Task to carry out: Pick out each line of the records that includes the string "процесінде", and copy it.

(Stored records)
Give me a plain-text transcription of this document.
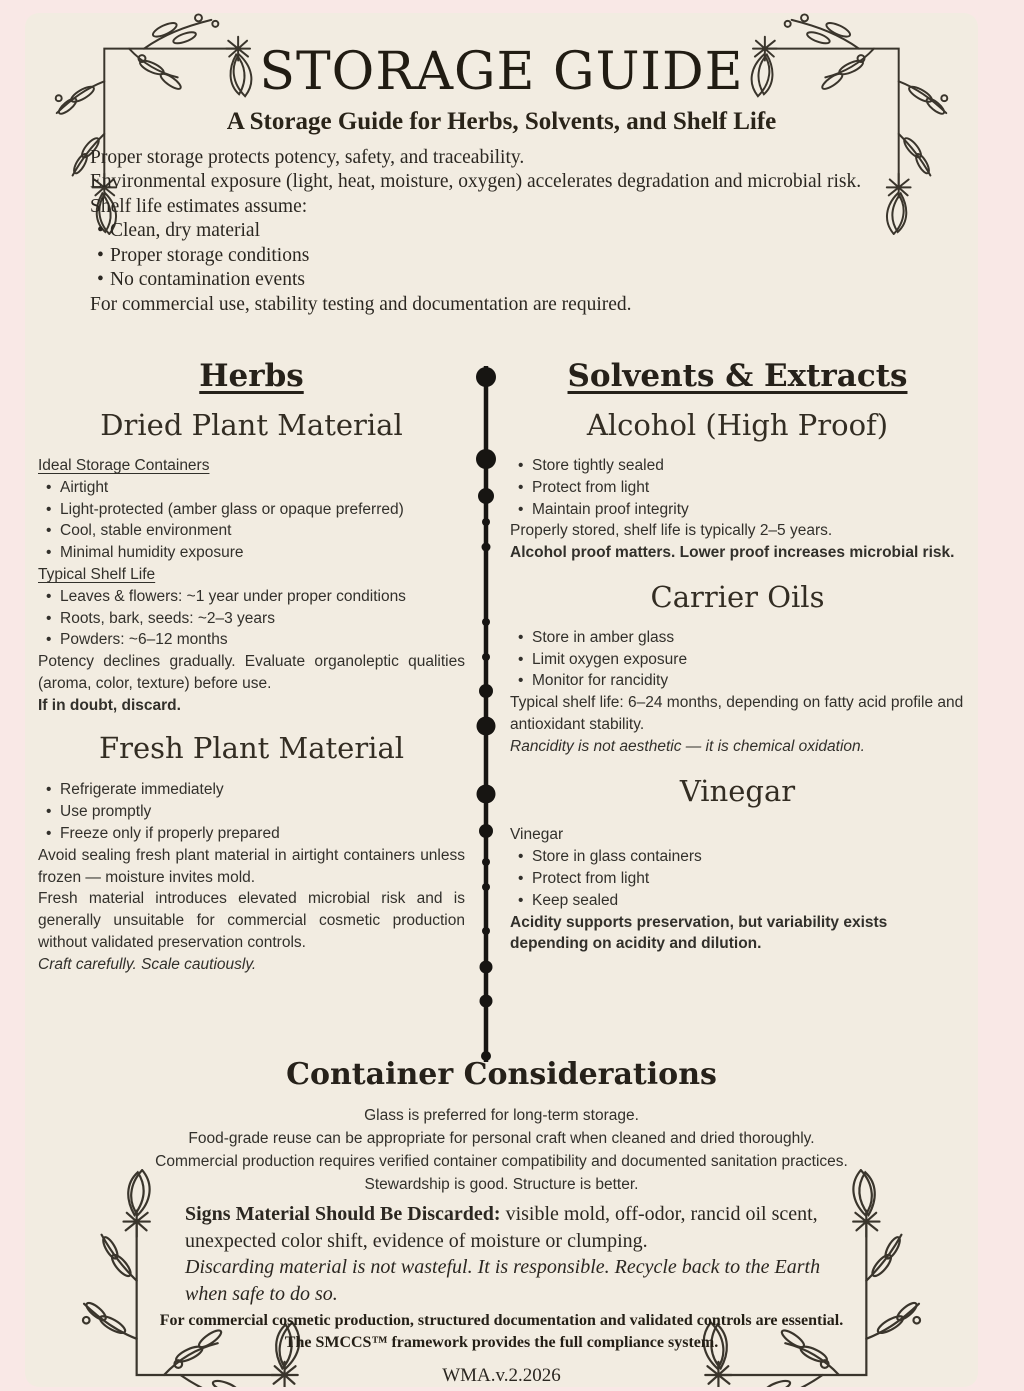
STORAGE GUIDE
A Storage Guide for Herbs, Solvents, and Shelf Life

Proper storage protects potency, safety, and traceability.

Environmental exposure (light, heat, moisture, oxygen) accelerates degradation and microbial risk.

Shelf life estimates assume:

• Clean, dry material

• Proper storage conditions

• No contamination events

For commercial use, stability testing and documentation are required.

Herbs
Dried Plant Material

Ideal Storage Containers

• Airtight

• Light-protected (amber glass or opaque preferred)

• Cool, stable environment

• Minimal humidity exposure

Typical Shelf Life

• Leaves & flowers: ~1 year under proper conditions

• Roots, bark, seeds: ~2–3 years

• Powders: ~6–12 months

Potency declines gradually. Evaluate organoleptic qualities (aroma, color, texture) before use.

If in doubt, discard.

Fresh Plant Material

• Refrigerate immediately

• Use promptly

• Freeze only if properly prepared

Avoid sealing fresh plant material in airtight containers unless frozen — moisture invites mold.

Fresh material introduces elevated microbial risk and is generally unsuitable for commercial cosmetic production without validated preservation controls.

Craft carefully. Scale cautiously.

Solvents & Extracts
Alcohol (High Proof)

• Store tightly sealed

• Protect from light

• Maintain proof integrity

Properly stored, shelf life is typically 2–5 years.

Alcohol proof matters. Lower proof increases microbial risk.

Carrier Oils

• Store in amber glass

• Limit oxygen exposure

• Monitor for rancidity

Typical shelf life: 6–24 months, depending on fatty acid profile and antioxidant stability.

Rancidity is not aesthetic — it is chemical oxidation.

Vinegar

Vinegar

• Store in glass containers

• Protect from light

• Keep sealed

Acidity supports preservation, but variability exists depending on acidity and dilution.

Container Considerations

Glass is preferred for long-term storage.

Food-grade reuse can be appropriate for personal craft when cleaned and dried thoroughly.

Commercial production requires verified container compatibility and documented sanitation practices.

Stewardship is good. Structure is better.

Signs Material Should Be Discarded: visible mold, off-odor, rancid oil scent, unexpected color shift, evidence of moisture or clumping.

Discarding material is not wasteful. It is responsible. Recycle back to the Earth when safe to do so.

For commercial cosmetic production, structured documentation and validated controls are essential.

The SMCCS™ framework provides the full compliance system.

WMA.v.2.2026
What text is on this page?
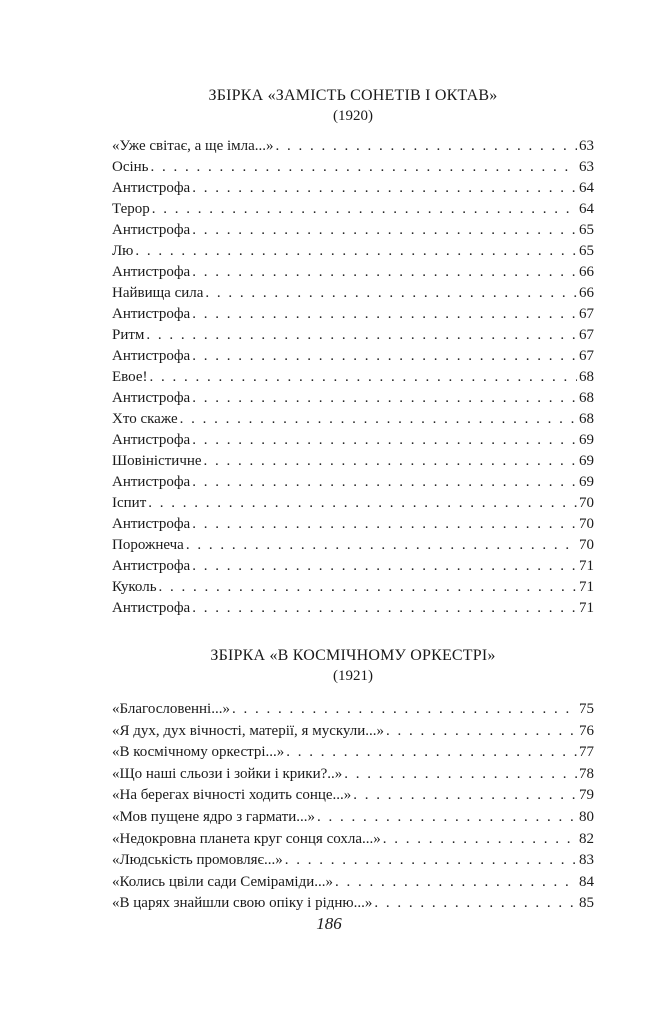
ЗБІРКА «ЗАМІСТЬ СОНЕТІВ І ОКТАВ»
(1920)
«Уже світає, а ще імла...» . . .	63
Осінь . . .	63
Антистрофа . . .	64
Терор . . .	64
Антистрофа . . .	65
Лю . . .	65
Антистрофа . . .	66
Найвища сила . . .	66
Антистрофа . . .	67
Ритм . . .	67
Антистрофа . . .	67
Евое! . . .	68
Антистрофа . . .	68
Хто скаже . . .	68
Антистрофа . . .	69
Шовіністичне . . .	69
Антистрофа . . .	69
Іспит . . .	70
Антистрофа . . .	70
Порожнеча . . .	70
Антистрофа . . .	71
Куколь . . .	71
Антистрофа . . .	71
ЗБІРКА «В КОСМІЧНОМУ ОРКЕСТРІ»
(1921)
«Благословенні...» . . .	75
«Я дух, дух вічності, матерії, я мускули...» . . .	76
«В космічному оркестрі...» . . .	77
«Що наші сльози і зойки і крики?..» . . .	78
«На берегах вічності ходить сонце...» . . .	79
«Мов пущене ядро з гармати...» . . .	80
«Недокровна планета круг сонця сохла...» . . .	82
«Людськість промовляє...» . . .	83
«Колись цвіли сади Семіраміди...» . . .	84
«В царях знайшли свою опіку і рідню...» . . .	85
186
* * *
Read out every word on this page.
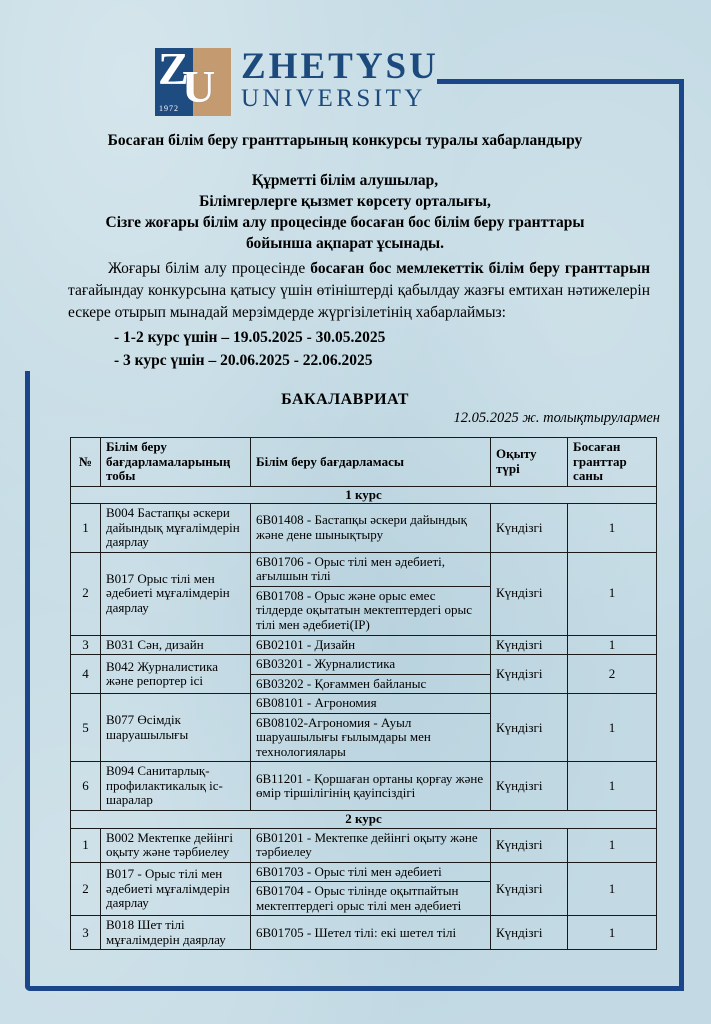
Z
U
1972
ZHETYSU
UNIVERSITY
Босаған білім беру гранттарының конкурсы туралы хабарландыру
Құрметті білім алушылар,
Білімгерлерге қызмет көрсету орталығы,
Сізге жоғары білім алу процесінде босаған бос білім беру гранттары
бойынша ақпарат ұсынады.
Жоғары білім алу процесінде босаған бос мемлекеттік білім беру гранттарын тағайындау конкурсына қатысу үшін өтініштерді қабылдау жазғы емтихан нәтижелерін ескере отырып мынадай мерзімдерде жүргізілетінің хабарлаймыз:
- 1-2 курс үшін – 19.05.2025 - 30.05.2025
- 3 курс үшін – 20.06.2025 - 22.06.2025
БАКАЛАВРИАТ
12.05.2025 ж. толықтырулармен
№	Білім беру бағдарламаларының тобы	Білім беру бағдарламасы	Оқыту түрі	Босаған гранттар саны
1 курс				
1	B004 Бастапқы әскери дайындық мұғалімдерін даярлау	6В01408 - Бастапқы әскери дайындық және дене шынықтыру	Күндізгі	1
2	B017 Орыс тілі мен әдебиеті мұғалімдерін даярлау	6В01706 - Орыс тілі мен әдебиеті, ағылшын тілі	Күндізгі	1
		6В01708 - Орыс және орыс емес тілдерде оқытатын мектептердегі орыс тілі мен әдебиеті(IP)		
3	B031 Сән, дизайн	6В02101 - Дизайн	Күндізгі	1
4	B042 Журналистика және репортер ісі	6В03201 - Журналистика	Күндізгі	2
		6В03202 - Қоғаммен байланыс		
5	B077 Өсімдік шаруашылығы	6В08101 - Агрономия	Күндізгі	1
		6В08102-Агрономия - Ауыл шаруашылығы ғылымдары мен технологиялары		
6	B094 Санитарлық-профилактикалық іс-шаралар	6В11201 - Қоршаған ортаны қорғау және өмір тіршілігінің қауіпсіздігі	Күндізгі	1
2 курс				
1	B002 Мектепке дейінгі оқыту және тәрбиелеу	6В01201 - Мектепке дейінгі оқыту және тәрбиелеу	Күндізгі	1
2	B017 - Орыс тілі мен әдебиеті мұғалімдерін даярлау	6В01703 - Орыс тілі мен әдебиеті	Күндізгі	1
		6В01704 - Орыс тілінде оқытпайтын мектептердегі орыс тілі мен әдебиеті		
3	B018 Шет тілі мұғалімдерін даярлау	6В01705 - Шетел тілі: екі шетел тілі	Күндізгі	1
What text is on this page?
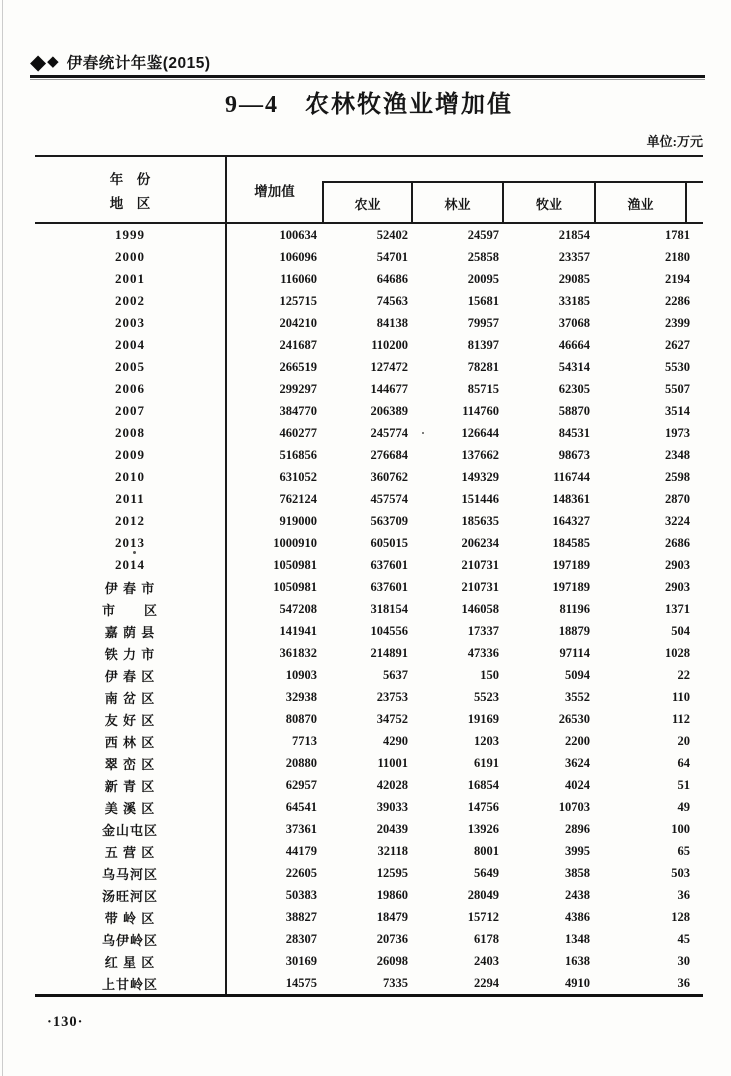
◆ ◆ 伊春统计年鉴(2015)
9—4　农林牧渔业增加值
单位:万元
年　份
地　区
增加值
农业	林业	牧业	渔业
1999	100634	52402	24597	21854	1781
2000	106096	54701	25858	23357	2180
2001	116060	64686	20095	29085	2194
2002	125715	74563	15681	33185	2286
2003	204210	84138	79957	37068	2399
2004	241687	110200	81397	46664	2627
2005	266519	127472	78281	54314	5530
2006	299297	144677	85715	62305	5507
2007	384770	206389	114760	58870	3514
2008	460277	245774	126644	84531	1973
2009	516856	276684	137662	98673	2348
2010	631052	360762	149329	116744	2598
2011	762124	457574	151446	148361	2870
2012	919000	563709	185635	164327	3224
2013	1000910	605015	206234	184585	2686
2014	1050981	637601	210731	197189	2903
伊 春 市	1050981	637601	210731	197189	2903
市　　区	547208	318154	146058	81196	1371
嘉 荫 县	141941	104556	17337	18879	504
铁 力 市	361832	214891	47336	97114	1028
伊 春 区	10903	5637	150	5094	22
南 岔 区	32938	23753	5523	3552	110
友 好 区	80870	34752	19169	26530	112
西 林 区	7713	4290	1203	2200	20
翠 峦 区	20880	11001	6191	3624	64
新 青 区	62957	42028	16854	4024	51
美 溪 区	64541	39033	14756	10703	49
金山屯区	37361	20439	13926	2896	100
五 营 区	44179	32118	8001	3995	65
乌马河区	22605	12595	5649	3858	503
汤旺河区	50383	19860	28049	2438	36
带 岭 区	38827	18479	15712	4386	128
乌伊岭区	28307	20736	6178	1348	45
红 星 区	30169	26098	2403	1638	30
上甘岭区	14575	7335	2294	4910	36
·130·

Exercise output:
Сізге жоғары білім алу процесінде босаған бос білім беру гранттары
Жоғары білім алу процесінде босаған бос мемлекеттік білім беру гранттарын тағайындау конкурсына қатысу үшін өтініштерді қабылдау жазғы емтихан нәтижелерін ескере отырып мынадай мерзімдерде жүргізілетінің хабарлаймыз:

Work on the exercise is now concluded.